*** GIVEN ENTRIES

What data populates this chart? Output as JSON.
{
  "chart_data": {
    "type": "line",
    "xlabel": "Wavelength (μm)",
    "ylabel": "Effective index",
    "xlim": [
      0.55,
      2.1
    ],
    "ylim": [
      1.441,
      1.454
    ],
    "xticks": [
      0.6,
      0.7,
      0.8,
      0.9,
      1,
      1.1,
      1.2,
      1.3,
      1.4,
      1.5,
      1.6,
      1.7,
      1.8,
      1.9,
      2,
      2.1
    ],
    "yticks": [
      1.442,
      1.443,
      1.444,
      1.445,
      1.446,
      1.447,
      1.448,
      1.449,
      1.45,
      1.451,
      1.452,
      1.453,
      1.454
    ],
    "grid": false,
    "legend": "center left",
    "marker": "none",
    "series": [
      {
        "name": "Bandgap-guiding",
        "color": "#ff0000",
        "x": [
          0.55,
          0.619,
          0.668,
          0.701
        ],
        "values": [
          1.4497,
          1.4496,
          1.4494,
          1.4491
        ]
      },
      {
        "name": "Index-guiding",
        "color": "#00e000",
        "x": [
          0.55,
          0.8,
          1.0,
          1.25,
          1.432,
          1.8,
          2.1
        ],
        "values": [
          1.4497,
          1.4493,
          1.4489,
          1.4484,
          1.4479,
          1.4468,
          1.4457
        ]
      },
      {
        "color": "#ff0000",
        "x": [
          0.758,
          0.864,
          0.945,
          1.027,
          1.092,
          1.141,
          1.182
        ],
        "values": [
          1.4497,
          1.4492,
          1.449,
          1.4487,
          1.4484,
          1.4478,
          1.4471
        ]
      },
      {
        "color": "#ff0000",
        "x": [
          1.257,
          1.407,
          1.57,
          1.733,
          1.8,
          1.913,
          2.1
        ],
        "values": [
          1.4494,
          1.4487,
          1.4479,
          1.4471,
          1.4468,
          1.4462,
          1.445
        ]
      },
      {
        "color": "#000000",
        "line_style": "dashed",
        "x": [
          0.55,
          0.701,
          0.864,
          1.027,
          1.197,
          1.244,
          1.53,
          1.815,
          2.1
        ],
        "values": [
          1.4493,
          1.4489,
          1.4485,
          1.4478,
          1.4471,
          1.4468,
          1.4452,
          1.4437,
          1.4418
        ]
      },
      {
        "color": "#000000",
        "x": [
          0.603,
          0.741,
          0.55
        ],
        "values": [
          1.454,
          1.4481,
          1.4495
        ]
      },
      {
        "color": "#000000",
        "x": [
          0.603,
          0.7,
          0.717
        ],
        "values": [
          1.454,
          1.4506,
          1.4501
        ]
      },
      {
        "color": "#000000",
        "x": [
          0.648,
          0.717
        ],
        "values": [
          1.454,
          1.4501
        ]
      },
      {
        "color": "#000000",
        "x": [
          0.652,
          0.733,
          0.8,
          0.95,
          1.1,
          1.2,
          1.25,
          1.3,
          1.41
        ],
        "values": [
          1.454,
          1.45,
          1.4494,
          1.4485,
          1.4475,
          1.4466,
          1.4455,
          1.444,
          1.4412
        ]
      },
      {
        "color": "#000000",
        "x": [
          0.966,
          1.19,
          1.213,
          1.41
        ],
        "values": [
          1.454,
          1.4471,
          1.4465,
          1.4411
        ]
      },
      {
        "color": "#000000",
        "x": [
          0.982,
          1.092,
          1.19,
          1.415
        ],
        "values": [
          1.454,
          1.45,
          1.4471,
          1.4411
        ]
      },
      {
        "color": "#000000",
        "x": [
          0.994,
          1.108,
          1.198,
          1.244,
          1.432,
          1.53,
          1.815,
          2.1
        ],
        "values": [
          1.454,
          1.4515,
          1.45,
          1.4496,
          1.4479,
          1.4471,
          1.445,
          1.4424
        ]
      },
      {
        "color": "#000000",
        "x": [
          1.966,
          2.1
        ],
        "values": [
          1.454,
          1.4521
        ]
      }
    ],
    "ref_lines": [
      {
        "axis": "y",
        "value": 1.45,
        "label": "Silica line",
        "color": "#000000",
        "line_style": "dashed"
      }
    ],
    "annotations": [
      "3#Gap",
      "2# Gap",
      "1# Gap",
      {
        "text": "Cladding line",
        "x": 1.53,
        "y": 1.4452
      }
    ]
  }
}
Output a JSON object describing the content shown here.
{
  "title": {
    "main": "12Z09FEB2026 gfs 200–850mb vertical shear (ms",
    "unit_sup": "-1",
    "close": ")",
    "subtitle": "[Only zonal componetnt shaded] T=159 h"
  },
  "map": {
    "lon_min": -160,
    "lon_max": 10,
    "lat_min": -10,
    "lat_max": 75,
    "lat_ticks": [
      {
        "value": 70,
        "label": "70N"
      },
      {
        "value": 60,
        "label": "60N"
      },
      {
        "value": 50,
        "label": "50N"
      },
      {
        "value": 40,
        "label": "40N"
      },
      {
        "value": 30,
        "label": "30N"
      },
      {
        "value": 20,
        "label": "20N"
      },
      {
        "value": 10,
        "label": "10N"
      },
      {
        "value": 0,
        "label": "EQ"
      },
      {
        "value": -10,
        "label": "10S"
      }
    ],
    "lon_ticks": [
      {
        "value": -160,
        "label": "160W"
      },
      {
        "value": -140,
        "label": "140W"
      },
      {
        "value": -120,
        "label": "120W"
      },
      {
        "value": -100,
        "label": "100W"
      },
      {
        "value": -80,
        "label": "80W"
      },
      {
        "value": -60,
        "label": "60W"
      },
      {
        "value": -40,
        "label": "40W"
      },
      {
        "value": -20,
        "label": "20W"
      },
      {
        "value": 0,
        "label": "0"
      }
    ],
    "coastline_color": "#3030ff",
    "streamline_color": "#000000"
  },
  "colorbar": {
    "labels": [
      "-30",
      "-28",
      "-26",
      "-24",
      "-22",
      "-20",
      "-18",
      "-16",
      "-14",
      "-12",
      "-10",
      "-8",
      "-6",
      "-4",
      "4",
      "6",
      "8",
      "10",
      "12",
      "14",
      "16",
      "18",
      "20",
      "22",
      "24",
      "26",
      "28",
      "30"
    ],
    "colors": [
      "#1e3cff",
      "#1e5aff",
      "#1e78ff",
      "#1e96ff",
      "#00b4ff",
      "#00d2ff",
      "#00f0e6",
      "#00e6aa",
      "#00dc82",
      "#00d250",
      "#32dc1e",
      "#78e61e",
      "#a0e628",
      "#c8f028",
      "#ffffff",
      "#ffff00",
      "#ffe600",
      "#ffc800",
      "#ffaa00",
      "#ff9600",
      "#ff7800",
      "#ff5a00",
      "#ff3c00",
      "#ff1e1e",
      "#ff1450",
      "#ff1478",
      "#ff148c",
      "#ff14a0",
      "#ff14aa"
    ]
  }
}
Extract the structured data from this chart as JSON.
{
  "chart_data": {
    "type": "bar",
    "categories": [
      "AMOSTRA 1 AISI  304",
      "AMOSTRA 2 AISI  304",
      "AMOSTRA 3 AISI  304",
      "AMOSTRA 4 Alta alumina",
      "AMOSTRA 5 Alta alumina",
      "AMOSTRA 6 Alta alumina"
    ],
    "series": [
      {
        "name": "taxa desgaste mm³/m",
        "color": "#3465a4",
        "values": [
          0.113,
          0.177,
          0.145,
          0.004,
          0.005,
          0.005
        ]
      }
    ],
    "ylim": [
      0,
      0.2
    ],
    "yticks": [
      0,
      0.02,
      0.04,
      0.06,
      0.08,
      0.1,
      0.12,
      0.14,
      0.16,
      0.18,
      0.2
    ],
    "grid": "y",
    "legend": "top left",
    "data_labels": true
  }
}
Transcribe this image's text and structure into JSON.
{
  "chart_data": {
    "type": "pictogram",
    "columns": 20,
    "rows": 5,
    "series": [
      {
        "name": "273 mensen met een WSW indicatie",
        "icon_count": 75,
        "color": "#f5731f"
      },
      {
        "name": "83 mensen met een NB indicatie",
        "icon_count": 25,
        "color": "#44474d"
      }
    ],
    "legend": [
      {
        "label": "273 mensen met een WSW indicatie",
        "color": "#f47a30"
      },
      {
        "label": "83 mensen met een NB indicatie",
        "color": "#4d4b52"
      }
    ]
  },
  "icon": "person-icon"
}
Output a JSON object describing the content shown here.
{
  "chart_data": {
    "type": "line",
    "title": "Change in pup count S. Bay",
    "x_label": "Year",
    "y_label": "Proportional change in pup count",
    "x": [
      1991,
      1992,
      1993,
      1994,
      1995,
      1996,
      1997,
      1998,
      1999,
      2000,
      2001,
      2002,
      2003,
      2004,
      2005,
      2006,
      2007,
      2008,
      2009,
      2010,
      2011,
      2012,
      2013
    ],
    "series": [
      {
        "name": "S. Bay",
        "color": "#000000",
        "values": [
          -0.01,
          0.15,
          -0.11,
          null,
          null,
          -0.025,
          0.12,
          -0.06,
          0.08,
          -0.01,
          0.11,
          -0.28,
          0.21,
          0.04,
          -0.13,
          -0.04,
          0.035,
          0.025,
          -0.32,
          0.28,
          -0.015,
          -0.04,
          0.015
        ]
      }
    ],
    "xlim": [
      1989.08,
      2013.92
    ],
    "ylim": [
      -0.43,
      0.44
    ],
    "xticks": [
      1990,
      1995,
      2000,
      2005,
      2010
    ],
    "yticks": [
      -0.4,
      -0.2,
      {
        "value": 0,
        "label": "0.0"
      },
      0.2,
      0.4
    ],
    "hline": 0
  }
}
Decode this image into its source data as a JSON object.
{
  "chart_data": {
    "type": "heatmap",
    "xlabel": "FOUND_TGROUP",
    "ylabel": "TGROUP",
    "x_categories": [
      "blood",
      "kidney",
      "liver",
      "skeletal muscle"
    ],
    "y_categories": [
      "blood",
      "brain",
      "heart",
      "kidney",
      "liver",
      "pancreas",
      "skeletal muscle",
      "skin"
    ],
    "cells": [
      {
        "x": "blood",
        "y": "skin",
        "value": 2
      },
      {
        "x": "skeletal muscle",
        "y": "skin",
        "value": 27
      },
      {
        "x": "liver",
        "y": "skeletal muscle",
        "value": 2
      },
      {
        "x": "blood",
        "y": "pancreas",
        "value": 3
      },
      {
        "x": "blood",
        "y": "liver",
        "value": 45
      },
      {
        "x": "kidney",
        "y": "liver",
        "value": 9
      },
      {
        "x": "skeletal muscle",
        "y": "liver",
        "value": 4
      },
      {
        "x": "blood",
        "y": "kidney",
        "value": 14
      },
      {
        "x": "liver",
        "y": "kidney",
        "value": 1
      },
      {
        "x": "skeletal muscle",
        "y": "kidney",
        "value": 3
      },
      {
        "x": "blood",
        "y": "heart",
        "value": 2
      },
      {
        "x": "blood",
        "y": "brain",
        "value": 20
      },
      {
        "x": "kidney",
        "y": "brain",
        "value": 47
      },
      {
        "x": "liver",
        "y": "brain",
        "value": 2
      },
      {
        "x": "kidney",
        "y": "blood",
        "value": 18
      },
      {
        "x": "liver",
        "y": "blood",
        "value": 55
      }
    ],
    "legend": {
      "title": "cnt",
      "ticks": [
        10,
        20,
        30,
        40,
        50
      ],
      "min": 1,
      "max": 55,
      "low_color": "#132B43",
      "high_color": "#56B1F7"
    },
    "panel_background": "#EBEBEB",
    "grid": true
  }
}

******

■ **REQUIRED WORK**: Find the string "AMOSTRA" in the entries above and return each line that holds it.

■ **OUTPUT FOR THIS EXERCISE**:
      "AMOSTRA 1 AISI  304",
      "AMOSTRA 2 AISI  304",
      "AMOSTRA 3 AISI  304",
      "AMOSTRA 4 Alta alumina",
      "AMOSTRA 5 Alta alumina",
      "AMOSTRA 6 Alta alumina"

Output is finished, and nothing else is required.